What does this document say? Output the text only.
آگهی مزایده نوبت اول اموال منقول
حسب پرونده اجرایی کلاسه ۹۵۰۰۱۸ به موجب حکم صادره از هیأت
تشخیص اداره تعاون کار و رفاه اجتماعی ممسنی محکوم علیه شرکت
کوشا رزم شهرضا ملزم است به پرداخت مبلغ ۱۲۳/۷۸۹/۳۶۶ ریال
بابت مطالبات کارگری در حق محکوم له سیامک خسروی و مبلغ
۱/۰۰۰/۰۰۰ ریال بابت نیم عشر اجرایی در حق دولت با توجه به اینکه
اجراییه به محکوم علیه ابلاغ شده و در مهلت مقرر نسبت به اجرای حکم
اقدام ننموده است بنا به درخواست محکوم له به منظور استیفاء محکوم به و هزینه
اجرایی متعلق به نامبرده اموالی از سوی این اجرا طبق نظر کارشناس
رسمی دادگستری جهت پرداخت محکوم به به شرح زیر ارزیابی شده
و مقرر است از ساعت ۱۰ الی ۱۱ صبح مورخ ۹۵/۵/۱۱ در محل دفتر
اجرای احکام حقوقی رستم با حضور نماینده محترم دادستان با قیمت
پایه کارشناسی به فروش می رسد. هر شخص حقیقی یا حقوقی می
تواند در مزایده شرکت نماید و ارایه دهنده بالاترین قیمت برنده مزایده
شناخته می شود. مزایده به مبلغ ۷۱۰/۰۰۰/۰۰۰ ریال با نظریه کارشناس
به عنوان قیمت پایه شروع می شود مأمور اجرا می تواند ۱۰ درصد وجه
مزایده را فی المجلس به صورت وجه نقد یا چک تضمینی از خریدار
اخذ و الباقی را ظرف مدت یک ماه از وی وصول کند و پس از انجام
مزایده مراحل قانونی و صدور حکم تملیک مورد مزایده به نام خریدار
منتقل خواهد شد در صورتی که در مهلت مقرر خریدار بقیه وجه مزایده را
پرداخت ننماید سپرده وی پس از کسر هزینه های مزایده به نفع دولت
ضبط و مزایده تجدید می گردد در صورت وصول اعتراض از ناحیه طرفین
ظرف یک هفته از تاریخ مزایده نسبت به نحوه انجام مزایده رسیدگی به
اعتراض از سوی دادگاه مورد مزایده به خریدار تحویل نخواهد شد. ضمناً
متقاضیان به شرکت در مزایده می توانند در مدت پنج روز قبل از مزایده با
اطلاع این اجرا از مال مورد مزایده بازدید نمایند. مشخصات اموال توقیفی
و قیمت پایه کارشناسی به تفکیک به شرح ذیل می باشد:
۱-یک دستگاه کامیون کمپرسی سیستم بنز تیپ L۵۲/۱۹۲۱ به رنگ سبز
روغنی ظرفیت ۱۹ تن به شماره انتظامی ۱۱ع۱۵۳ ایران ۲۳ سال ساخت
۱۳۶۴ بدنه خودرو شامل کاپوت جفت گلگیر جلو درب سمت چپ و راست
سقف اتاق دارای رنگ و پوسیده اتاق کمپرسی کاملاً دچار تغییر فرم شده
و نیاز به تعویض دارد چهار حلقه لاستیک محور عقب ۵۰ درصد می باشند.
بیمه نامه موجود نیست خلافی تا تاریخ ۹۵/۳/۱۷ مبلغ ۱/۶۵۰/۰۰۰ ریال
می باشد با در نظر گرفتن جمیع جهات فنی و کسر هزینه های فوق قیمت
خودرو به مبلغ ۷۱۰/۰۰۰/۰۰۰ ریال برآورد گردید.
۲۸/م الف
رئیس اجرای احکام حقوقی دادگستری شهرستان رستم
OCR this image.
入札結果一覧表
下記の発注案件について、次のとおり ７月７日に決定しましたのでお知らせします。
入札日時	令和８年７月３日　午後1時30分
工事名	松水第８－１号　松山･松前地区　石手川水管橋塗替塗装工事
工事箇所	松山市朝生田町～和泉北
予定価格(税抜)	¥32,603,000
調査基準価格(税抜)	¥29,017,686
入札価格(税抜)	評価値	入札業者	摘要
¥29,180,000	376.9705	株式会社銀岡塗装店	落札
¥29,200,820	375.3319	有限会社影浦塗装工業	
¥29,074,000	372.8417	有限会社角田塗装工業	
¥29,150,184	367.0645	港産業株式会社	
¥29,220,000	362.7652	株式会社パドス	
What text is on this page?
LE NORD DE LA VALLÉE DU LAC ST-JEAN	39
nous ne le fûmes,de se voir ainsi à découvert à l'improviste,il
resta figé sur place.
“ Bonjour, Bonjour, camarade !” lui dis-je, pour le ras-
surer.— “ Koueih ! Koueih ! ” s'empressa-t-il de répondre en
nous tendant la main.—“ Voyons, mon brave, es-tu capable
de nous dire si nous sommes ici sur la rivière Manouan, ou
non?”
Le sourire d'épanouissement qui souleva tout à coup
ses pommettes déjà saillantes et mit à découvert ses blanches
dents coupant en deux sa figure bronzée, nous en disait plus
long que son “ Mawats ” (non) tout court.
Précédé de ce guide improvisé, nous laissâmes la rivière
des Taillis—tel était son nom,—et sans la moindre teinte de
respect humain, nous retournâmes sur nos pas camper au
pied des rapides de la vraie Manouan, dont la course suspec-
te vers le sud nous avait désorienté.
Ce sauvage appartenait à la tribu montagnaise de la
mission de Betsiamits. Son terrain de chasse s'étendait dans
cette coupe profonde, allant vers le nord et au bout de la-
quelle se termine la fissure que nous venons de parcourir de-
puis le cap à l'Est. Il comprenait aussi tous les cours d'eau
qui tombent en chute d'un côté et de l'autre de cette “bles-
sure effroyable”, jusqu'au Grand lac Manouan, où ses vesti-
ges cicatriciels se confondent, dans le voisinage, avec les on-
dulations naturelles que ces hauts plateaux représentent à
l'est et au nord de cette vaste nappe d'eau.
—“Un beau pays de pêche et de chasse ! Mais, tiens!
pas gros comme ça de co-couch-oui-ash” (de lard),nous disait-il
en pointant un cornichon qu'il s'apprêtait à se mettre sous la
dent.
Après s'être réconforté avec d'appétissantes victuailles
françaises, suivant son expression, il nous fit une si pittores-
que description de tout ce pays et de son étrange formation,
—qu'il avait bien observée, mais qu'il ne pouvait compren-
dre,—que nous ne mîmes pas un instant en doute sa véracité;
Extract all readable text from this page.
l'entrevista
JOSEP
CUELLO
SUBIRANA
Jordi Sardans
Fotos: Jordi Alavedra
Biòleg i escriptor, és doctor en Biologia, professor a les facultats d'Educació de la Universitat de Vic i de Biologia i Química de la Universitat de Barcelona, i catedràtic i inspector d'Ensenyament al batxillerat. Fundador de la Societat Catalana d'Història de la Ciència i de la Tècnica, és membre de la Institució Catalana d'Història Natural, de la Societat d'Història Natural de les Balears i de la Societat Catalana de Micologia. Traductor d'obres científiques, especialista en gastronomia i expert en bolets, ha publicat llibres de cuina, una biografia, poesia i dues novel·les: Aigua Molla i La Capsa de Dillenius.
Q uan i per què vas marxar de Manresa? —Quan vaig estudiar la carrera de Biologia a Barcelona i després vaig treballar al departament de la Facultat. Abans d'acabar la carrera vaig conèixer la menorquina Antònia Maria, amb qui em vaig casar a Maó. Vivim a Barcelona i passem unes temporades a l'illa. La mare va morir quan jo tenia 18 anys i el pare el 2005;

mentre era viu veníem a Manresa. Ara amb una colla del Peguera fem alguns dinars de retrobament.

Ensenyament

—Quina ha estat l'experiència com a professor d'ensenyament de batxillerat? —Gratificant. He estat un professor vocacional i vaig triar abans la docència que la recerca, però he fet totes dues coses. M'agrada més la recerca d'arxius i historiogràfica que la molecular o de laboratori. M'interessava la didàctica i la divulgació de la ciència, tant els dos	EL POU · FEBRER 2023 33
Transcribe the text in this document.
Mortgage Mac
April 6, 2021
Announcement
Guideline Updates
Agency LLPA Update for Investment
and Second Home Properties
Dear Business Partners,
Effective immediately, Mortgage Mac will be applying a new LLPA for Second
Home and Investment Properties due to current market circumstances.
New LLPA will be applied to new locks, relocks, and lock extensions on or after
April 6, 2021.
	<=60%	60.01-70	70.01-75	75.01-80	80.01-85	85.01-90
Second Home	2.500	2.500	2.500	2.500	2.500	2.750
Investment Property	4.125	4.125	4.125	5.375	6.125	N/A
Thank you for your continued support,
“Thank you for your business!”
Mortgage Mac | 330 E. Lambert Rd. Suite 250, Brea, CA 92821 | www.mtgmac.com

The request:
Go over the records above line by line and count those holding the word "قیمت". Reply only with the number.

Exercise answer:
5